### Dataset excerpts
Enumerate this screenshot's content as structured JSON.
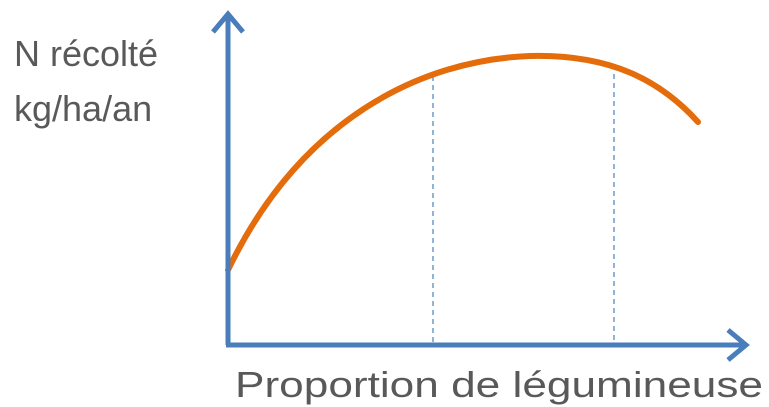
{
  "y_axis_label": {
    "lines": [
      "N récolté",
      "kg/ha/an"
    ]
  },
  "x_axis_label": "Proportion de légumineuse"
}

### Short task
Pictures are excluded; output everything else in the data verbatim.

### Result for this exercise
Enumerate this screenshot's content as structured JSON.
{
  "y_axis_label": {
    "lines": [
      "N récolté",
      "kg/ha/an"
    ]
  },
  "x_axis_label": "Proportion de légumineuse"
}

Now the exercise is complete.